Data records:
------------------------------------------------------------

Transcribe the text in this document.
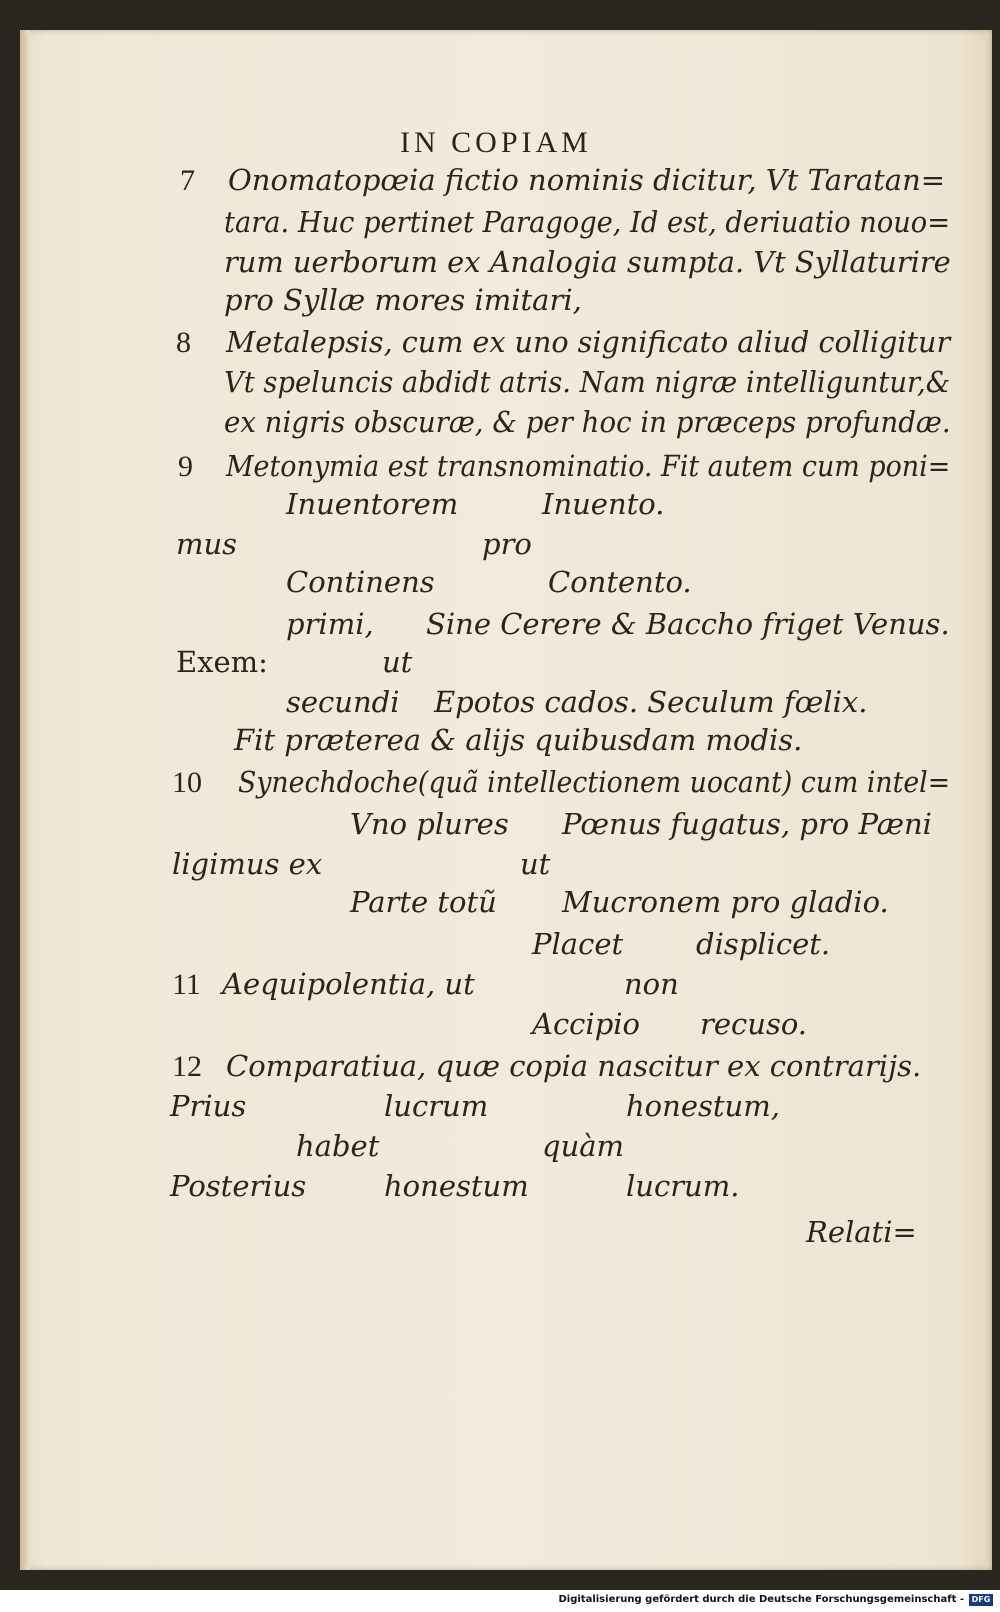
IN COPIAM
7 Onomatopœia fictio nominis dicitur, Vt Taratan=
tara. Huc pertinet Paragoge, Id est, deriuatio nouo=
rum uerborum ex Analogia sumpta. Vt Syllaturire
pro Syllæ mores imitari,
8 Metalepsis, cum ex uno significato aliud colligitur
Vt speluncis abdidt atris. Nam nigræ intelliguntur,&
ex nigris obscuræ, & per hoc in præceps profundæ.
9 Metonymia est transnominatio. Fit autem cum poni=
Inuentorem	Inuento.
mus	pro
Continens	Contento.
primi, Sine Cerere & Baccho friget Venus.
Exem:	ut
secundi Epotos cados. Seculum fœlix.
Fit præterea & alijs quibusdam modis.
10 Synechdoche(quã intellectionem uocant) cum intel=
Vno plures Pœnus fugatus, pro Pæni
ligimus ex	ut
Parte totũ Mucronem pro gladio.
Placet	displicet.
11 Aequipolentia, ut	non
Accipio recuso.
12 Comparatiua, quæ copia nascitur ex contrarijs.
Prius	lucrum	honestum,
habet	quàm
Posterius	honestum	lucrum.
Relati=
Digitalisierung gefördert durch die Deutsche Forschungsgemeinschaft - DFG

------------------------------------------------------------

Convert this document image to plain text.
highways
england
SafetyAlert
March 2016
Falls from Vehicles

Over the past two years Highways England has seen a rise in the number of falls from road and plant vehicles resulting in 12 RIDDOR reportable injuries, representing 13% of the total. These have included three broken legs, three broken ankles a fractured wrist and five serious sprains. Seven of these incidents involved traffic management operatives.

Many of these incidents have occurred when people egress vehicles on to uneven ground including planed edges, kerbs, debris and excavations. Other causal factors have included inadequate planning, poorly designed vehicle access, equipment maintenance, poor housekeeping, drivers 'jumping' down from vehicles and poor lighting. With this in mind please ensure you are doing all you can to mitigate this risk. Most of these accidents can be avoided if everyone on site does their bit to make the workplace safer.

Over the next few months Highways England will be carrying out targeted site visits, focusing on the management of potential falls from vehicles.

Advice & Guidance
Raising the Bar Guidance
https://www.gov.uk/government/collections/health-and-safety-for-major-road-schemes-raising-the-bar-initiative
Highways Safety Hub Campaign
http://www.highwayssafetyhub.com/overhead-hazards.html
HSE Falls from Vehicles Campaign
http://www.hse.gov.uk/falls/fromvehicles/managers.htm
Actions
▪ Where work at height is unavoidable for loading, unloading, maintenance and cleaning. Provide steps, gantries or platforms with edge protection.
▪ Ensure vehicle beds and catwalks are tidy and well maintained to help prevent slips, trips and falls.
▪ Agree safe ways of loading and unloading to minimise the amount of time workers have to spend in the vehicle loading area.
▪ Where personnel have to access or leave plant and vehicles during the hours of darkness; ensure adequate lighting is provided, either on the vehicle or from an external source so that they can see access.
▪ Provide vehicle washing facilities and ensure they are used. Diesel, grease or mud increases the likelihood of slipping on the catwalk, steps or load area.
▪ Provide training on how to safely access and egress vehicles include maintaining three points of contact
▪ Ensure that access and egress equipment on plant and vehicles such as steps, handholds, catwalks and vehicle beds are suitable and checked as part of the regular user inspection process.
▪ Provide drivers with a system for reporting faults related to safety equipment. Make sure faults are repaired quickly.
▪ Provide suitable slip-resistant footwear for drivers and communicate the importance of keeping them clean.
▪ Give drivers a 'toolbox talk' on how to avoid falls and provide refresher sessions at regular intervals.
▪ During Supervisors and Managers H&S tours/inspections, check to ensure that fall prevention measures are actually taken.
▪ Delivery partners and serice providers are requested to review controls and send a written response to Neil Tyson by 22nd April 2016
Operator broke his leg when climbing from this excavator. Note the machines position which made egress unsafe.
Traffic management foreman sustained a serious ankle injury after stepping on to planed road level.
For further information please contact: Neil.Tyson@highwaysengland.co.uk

------------------------------------------------------------

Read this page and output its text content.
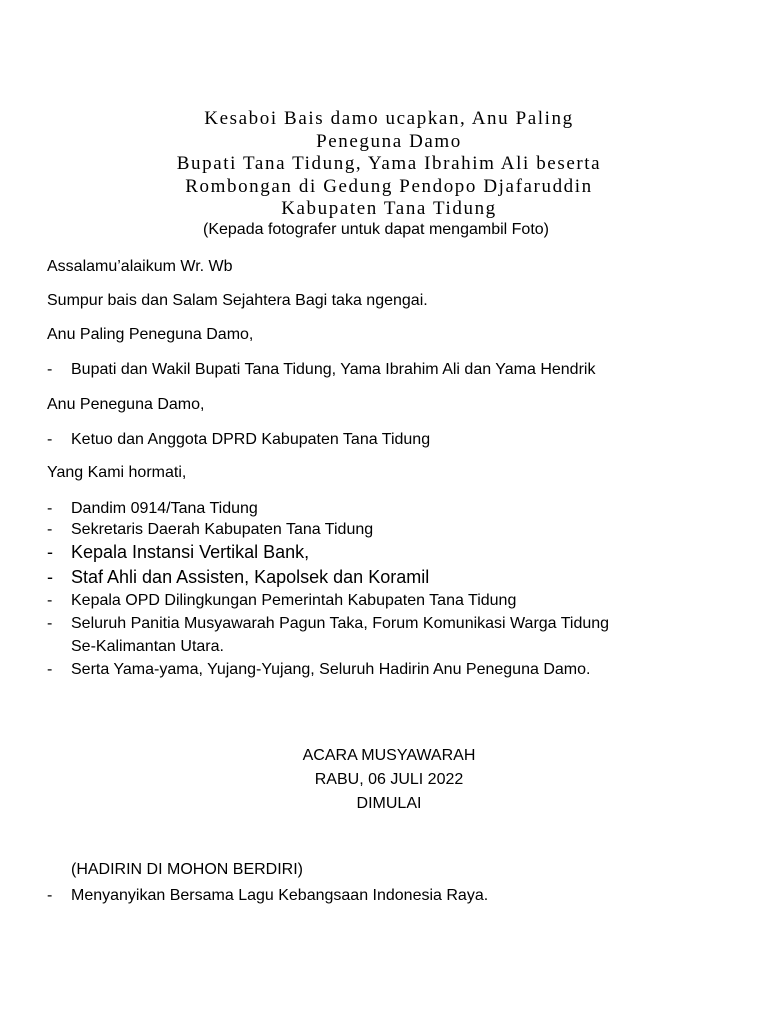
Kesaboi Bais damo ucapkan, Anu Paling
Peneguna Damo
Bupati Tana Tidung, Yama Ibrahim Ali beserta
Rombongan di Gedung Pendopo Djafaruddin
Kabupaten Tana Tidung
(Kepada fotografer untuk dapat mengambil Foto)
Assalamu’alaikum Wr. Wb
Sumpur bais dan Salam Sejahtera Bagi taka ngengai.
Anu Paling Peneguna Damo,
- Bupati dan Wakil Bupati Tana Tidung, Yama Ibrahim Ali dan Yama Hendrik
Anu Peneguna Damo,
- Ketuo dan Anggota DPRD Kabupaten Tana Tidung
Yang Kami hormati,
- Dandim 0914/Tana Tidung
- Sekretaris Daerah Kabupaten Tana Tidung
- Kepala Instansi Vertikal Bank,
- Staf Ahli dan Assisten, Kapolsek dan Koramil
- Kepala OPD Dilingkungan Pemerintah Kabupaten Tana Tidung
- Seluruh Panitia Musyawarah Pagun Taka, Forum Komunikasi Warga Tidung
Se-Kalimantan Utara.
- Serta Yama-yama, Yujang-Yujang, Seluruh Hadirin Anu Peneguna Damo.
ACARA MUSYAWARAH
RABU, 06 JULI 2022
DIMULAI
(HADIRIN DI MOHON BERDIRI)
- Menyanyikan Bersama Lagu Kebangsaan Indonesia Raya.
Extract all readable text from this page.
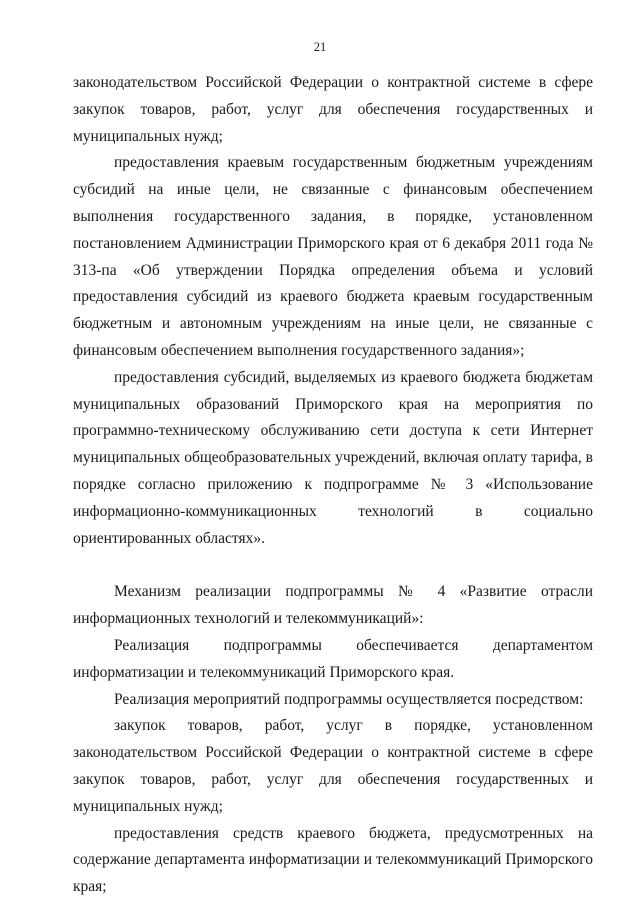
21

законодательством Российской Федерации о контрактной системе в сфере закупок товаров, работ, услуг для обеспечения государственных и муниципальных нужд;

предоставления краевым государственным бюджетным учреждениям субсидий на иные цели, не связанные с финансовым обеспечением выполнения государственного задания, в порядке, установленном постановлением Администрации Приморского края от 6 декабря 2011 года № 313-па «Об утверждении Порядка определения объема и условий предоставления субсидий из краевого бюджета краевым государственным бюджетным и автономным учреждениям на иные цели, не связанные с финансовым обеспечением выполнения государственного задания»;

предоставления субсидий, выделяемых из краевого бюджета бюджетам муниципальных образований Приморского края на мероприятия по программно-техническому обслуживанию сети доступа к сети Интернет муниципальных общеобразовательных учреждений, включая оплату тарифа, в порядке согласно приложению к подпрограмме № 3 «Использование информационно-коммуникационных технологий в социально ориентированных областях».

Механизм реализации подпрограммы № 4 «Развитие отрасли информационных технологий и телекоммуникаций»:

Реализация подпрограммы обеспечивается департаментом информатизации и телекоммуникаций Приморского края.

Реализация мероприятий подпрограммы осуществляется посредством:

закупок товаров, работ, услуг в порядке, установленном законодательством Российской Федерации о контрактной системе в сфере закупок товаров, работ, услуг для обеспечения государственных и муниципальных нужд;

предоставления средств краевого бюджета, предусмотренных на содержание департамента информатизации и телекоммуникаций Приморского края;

------------------------------------------------------------

* _PROBLEM TO SOLVE_
Of the lines above, how many contain the string "incidents"? Only the number is required.

* _RESPONSE_
2